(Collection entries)
★ ★ ★
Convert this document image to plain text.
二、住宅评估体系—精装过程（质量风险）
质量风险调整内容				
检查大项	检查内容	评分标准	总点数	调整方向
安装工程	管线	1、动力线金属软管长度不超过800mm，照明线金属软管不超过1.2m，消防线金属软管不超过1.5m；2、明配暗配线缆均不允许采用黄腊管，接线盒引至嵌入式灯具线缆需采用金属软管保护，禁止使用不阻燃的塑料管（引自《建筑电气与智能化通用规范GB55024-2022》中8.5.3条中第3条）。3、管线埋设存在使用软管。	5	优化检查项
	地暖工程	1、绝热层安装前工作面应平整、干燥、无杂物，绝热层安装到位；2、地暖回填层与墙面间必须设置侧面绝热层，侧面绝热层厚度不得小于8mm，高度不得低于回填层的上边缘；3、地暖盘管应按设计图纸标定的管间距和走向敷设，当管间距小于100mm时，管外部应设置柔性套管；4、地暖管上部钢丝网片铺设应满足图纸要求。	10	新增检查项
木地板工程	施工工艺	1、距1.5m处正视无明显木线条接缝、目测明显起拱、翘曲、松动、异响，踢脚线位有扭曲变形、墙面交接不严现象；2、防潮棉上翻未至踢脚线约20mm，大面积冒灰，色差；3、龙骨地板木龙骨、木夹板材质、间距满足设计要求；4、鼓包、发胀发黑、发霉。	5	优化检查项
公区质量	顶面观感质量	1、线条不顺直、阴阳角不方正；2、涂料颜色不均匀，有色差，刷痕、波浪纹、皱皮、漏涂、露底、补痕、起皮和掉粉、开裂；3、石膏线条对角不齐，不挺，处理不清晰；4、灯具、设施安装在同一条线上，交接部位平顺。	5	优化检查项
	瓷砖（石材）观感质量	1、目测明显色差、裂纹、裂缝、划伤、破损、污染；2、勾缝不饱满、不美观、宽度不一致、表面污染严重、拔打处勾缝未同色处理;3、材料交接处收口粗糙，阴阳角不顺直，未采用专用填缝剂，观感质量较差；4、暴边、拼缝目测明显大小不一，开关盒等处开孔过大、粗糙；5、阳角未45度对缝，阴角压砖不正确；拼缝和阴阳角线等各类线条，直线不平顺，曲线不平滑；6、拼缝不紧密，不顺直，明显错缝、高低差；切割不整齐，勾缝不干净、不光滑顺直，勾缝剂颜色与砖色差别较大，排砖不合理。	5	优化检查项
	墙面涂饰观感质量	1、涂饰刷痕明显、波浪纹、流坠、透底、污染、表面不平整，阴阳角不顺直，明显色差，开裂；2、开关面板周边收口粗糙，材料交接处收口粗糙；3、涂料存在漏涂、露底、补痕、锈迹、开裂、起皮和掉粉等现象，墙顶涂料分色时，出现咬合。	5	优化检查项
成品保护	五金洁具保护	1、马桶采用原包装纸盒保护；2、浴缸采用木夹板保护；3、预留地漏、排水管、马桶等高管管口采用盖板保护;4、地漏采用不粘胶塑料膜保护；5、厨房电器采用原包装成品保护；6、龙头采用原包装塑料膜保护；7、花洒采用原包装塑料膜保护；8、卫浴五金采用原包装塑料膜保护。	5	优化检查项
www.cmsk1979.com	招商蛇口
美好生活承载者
★ ★ ★
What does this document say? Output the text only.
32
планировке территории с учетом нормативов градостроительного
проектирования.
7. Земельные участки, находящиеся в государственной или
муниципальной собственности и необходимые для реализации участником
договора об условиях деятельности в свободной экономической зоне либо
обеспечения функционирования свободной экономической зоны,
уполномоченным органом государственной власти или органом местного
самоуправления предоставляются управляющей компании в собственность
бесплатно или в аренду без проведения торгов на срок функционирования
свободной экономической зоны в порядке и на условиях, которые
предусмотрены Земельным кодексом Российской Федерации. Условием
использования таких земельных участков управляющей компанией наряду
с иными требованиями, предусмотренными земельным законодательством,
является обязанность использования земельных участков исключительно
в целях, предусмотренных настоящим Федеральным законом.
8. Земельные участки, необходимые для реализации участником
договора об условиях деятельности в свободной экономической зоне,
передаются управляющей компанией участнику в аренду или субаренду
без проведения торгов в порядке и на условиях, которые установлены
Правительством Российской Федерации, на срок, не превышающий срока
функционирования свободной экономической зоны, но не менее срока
★ ★ ★
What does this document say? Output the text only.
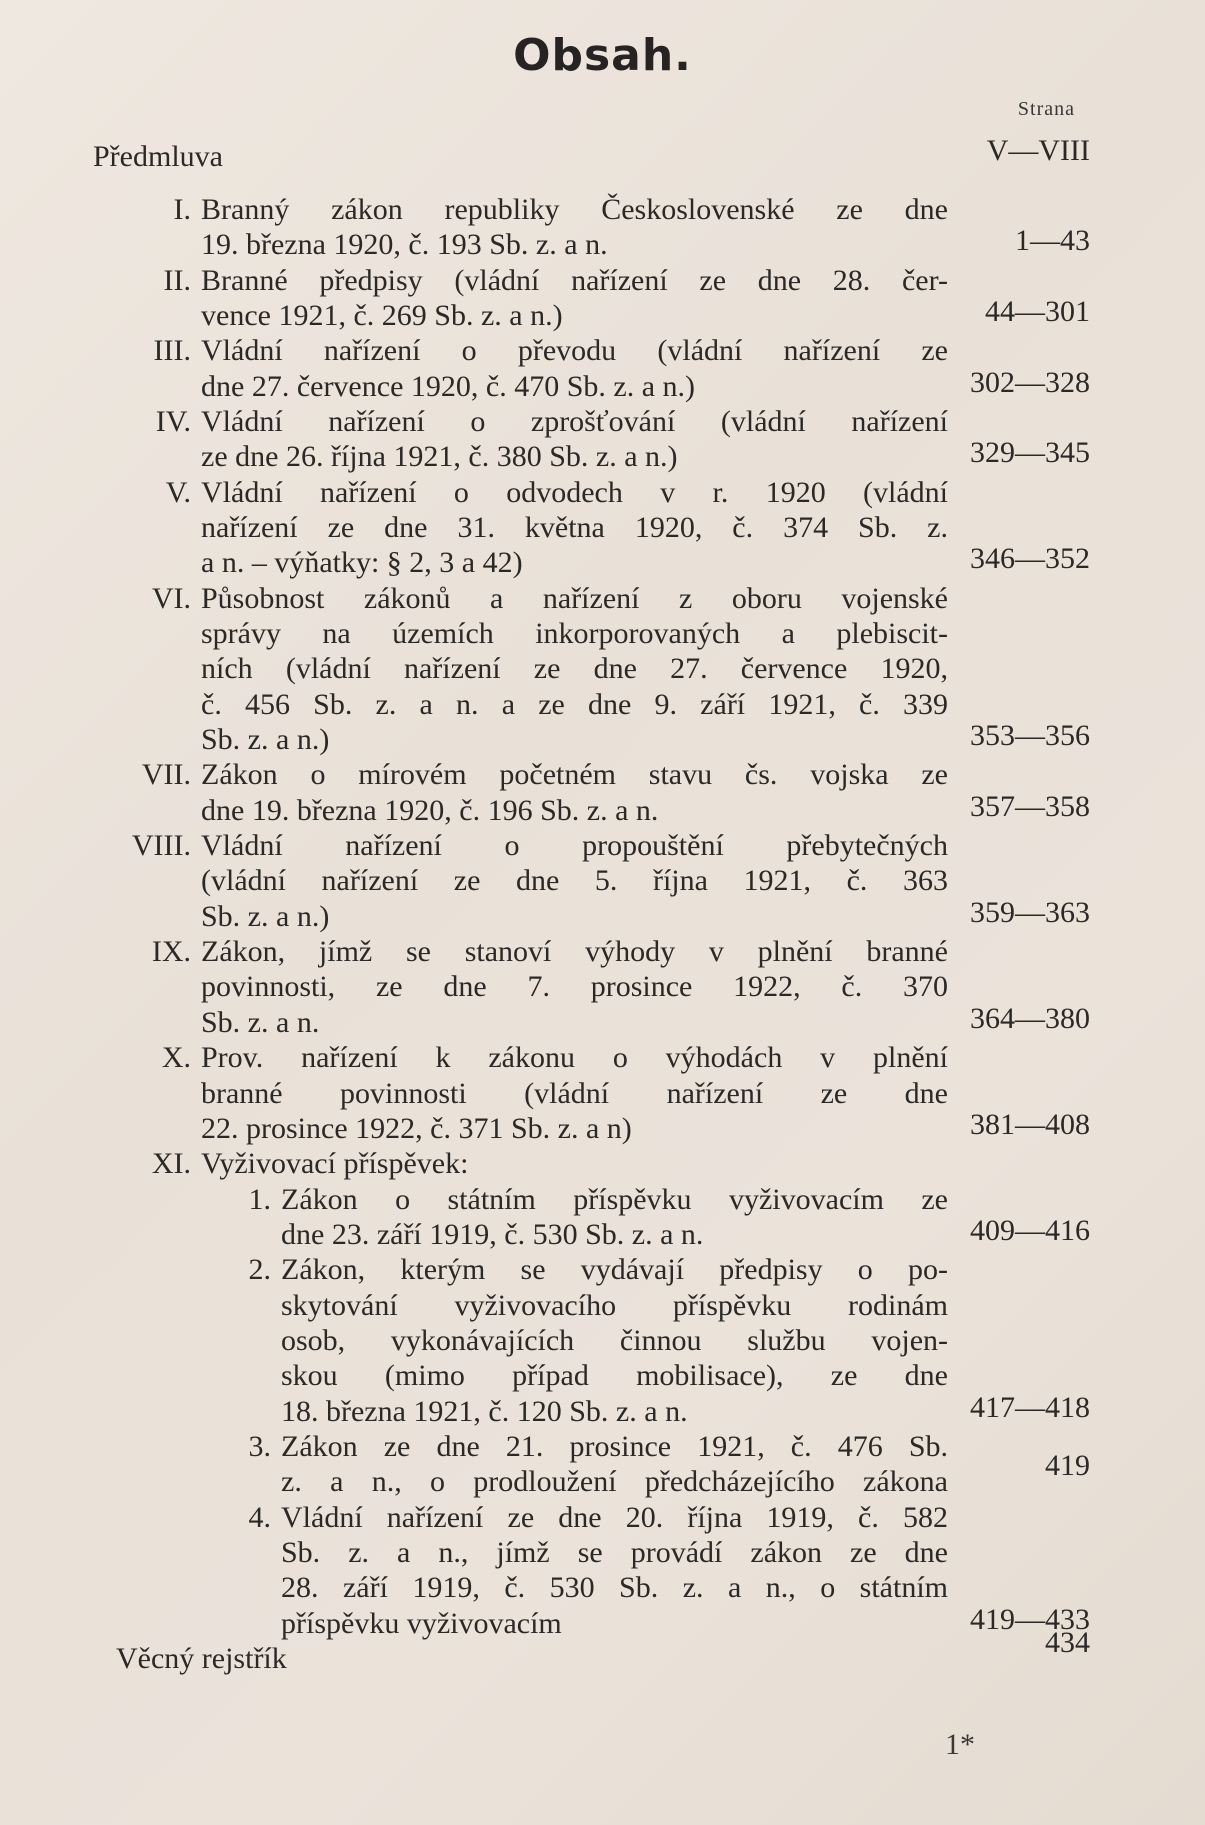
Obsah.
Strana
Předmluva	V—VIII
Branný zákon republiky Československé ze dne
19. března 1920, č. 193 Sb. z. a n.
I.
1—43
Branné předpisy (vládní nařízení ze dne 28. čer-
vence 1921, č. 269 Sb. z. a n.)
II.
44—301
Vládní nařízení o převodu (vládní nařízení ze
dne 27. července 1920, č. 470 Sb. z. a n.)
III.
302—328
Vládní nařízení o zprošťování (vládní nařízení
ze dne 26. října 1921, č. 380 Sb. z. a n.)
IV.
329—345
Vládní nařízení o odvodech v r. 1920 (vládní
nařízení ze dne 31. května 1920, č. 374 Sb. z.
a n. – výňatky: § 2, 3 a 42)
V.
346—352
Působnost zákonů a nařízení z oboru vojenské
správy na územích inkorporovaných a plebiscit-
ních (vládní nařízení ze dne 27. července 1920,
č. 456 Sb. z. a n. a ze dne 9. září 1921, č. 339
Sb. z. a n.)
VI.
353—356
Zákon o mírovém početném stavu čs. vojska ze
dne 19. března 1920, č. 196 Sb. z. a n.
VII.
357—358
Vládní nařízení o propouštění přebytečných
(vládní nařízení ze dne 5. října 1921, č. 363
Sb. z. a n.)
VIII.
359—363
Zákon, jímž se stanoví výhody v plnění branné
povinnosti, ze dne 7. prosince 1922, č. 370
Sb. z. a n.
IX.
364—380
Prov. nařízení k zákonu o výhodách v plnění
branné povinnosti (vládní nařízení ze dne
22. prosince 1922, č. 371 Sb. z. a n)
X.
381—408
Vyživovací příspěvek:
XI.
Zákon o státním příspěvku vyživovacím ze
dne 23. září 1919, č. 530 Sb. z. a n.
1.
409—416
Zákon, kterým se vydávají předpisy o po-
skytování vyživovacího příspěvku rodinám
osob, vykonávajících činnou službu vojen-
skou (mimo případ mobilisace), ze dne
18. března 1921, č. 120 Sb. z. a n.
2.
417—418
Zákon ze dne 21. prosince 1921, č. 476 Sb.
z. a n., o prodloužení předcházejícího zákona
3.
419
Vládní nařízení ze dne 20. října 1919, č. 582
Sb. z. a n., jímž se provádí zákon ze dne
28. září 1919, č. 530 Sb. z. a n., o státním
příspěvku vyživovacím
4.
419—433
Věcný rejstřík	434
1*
★ ★ ★
* **Written problem**
Copy every line above that includes the string "реализации".

* **The result**
муниципальной собственности и необходимые для реализации участником
8. Земельные участки, необходимые для реализации участником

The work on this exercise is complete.